__Task goal__
Tally the lines containing "Ukraine" and report the number alone.

>>>

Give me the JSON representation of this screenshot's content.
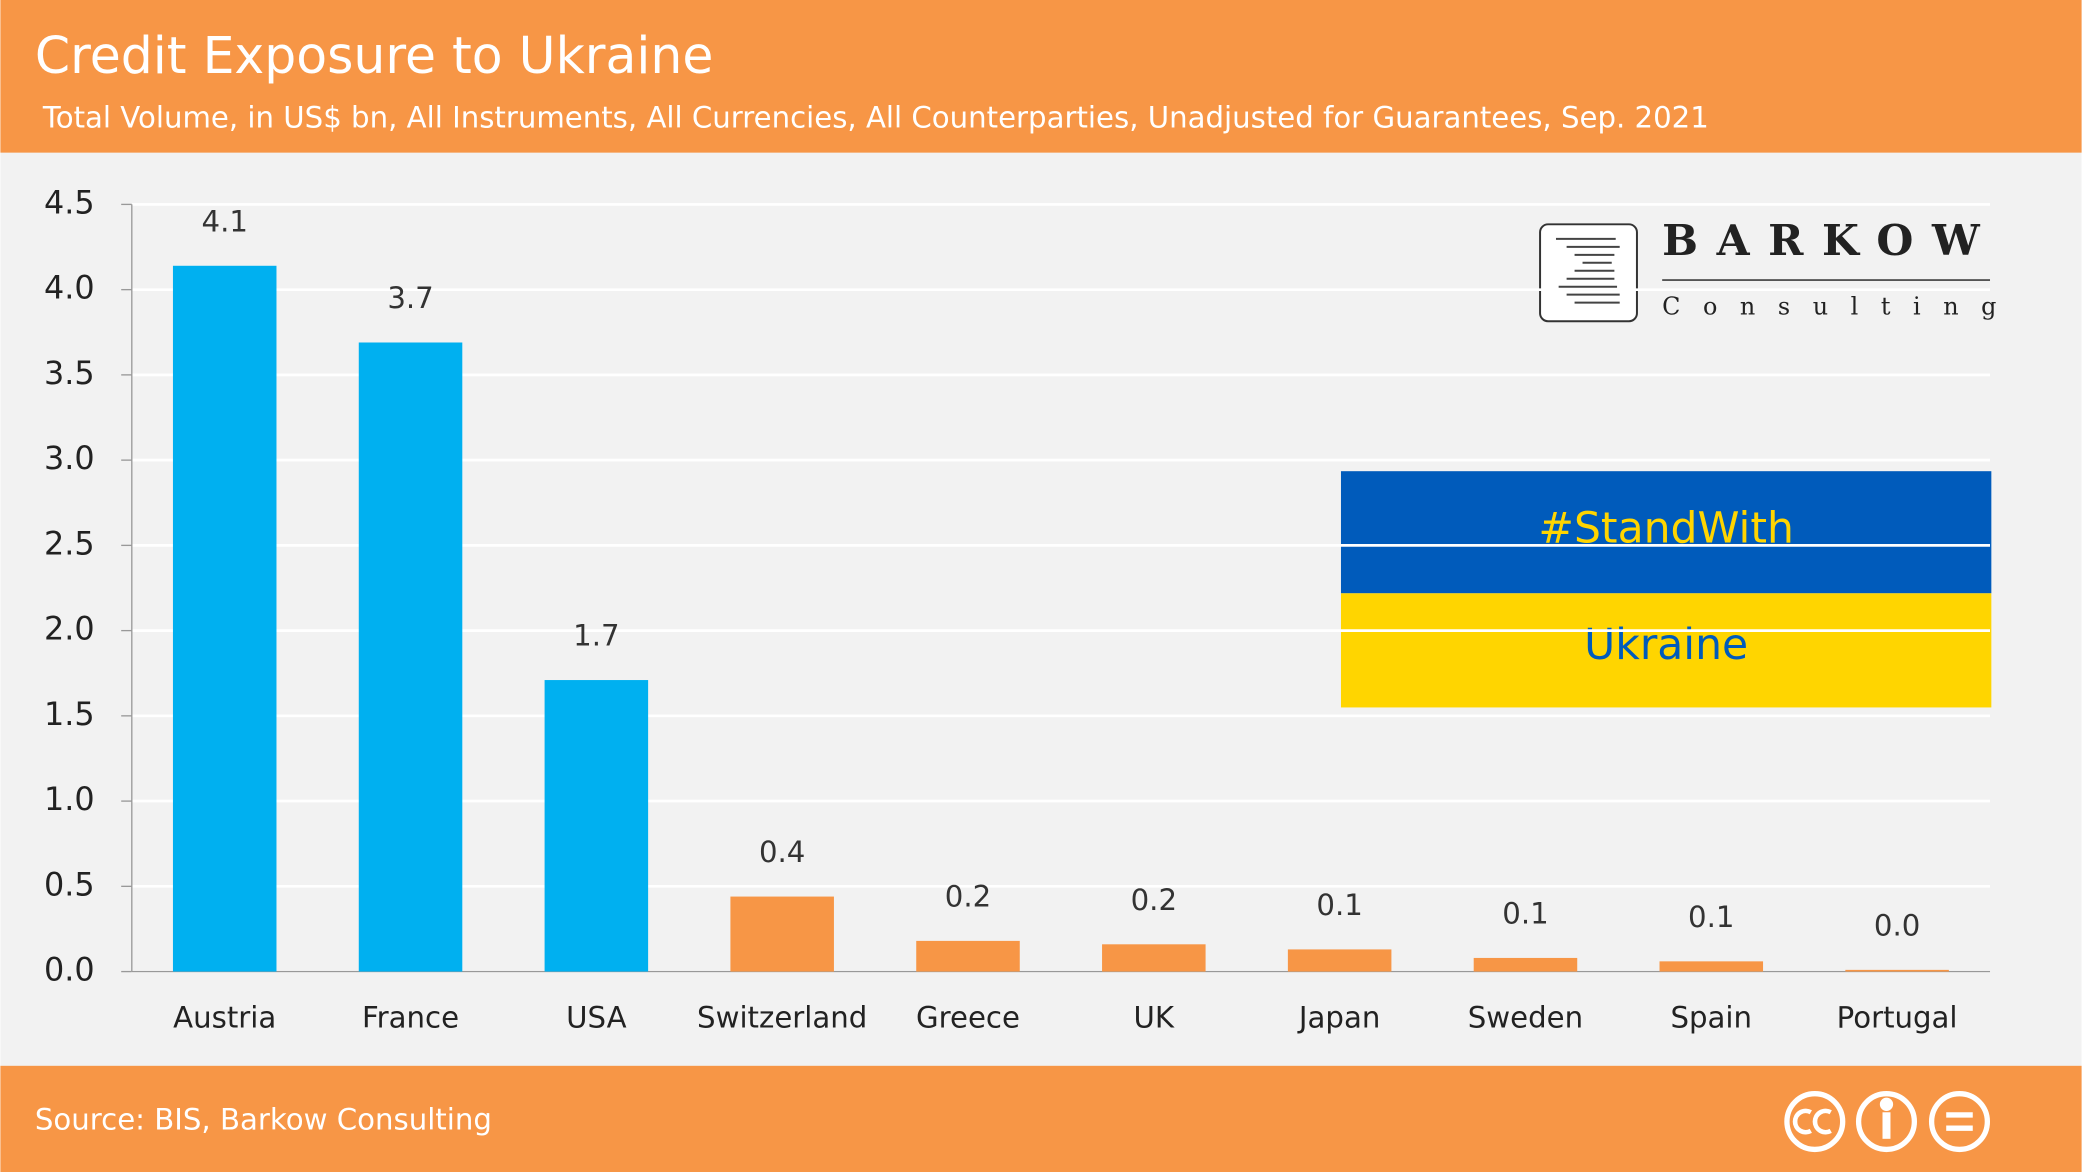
{
  "chart_data": {
    "type": "bar",
    "title": "Credit Exposure to Ukraine",
    "subtitle": "Total Volume, in US$ bn, All Instruments, All Currencies, All Counterparties, Unadjusted for Guarantees, Sep. 2021",
    "categories": [
      "Austria",
      "France",
      "USA",
      "Switzerland",
      "Greece",
      "UK",
      "Japan",
      "Sweden",
      "Spain",
      "Portugal"
    ],
    "values": [
      4.14,
      3.69,
      1.71,
      0.44,
      0.18,
      0.16,
      0.13,
      0.08,
      0.06,
      0.01
    ],
    "value_labels": [
      "4.1",
      "3.7",
      "1.7",
      "0.4",
      "0.2",
      "0.2",
      "0.1",
      "0.1",
      "0.1",
      "0.0"
    ],
    "colors": [
      "#00b0f0",
      "#00b0f0",
      "#00b0f0",
      "#f79646",
      "#f79646",
      "#f79646",
      "#f79646",
      "#f79646",
      "#f79646",
      "#f79646"
    ],
    "ylim": [
      0,
      4.5
    ],
    "yticks": [
      {
        "value": 0,
        "label": "0.0"
      },
      0.5,
      {
        "value": 1,
        "label": "1.0"
      },
      1.5,
      {
        "value": 2,
        "label": "2.0"
      },
      2.5,
      {
        "value": 3,
        "label": "3.0"
      },
      3.5,
      {
        "value": 4,
        "label": "4.0"
      },
      4.5
    ],
    "grid": true,
    "logo": {
      "name": "BARKOW",
      "tagline": "Consulting"
    },
    "banner": {
      "top": "#StandWith",
      "bottom": "Ukraine"
    },
    "source": "Source: BIS, Barkow Consulting"
  }
}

<<<

__Full output__
2